-- start DATA --
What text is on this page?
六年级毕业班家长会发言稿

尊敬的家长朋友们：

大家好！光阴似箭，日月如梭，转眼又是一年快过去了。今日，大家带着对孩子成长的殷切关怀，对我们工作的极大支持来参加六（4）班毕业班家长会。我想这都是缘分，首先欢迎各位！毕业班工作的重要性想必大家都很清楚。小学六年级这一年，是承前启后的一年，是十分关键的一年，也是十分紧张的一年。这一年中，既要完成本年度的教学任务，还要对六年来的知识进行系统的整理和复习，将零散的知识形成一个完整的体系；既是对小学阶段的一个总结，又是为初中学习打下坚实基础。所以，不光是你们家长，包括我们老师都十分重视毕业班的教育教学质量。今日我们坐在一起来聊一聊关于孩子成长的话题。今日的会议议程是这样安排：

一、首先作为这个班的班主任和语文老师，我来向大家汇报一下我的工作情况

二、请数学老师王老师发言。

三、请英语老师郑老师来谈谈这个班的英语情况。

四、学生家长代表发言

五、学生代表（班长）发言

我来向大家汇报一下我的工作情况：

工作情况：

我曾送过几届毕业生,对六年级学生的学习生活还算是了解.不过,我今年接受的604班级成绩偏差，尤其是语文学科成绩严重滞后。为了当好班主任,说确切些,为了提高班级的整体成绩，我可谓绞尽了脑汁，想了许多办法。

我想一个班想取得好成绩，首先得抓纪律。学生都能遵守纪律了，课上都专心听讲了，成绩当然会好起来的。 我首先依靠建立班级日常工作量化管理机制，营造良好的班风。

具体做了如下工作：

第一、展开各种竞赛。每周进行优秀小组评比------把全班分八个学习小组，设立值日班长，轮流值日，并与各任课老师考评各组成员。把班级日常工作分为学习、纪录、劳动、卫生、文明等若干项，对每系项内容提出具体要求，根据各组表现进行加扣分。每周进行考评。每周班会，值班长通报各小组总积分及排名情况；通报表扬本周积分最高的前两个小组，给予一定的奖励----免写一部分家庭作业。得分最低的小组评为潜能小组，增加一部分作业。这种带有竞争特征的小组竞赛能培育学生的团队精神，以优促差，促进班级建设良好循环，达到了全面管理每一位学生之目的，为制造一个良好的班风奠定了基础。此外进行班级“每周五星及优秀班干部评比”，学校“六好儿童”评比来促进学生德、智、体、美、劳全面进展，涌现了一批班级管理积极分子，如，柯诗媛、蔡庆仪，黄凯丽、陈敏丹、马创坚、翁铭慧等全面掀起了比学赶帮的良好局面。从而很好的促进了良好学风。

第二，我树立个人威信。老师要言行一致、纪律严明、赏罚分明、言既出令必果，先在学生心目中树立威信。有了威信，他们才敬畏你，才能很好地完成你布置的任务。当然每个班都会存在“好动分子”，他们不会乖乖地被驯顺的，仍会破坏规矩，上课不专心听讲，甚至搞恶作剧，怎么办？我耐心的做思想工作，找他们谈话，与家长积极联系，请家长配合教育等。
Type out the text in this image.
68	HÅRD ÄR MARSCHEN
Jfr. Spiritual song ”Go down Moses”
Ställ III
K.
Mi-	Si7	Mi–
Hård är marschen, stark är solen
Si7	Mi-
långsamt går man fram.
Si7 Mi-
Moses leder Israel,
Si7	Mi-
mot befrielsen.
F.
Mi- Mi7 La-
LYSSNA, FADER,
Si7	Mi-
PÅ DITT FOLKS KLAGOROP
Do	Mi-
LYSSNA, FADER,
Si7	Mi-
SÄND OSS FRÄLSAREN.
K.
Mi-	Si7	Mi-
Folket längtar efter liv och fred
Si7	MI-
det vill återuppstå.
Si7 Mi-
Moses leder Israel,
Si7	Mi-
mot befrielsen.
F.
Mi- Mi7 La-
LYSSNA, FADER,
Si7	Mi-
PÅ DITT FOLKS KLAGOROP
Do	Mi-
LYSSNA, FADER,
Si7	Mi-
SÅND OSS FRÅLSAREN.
-- end DATA --
**SET TASK**
Print every record above exactly as written.

**CORRECT ANSWER**
What text is on this page?
六年级毕业班家长会发言稿

尊敬的家长朋友们：

大家好！光阴似箭，日月如梭，转眼又是一年快过去了。今日，大家带着对孩子成长的殷切关怀，对我们工作的极大支持来参加六（4）班毕业班家长会。我想这都是缘分，首先欢迎各位！毕业班工作的重要性想必大家都很清楚。小学六年级这一年，是承前启后的一年，是十分关键的一年，也是十分紧张的一年。这一年中，既要完成本年度的教学任务，还要对六年来的知识进行系统的整理和复习，将零散的知识形成一个完整的体系；既是对小学阶段的一个总结，又是为初中学习打下坚实基础。所以，不光是你们家长，包括我们老师都十分重视毕业班的教育教学质量。今日我们坐在一起来聊一聊关于孩子成长的话题。今日的会议议程是这样安排：

一、首先作为这个班的班主任和语文老师，我来向大家汇报一下我的工作情况

二、请数学老师王老师发言。

三、请英语老师郑老师来谈谈这个班的英语情况。

四、学生家长代表发言

五、学生代表（班长）发言

我来向大家汇报一下我的工作情况：

工作情况：

我曾送过几届毕业生,对六年级学生的学习生活还算是了解.不过,我今年接受的604班级成绩偏差，尤其是语文学科成绩严重滞后。为了当好班主任,说确切些,为了提高班级的整体成绩，我可谓绞尽了脑汁，想了许多办法。

我想一个班想取得好成绩，首先得抓纪律。学生都能遵守纪律了，课上都专心听讲了，成绩当然会好起来的。 我首先依靠建立班级日常工作量化管理机制，营造良好的班风。

具体做了如下工作：

第一、展开各种竞赛。每周进行优秀小组评比------把全班分八个学习小组，设立值日班长，轮流值日，并与各任课老师考评各组成员。把班级日常工作分为学习、纪录、劳动、卫生、文明等若干项，对每系项内容提出具体要求，根据各组表现进行加扣分。每周进行考评。每周班会，值班长通报各小组总积分及排名情况；通报表扬本周积分最高的前两个小组，给予一定的奖励----免写一部分家庭作业。得分最低的小组评为潜能小组，增加一部分作业。这种带有竞争特征的小组竞赛能培育学生的团队精神，以优促差，促进班级建设良好循环，达到了全面管理每一位学生之目的，为制造一个良好的班风奠定了基础。此外进行班级“每周五星及优秀班干部评比”，学校“六好儿童”评比来促进学生德、智、体、美、劳全面进展，涌现了一批班级管理积极分子，如，柯诗媛、蔡庆仪，黄凯丽、陈敏丹、马创坚、翁铭慧等全面掀起了比学赶帮的良好局面。从而很好的促进了良好学风。

第二，我树立个人威信。老师要言行一致、纪律严明、赏罚分明、言既出令必果，先在学生心目中树立威信。有了威信，他们才敬畏你，才能很好地完成你布置的任务。当然每个班都会存在“好动分子”，他们不会乖乖地被驯顺的，仍会破坏规矩，上课不专心听讲，甚至搞恶作剧，怎么办？我耐心的做思想工作，找他们谈话，与家长积极联系，请家长配合教育等。
Type out the text in this image.
68	HÅRD ÄR MARSCHEN
Jfr. Spiritual song ”Go down Moses”
Ställ III
K.
Mi-	Si7	Mi–
Hård är marschen, stark är solen
Si7	Mi-
långsamt går man fram.
Si7 Mi-
Moses leder Israel,
Si7	Mi-
mot befrielsen.
F.
Mi- Mi7 La-
LYSSNA, FADER,
Si7	Mi-
PÅ DITT FOLKS KLAGOROP
Do	Mi-
LYSSNA, FADER,
Si7	Mi-
SÄND OSS FRÄLSAREN.
K.
Mi-	Si7	Mi-
Folket längtar efter liv och fred
Si7	MI-
det vill återuppstå.
Si7 Mi-
Moses leder Israel,
Si7	Mi-
mot befrielsen.
F.
Mi- Mi7 La-
LYSSNA, FADER,
Si7	Mi-
PÅ DITT FOLKS KLAGOROP
Do	Mi-
LYSSNA, FADER,
Si7	Mi-
SÅND OSS FRÅLSAREN.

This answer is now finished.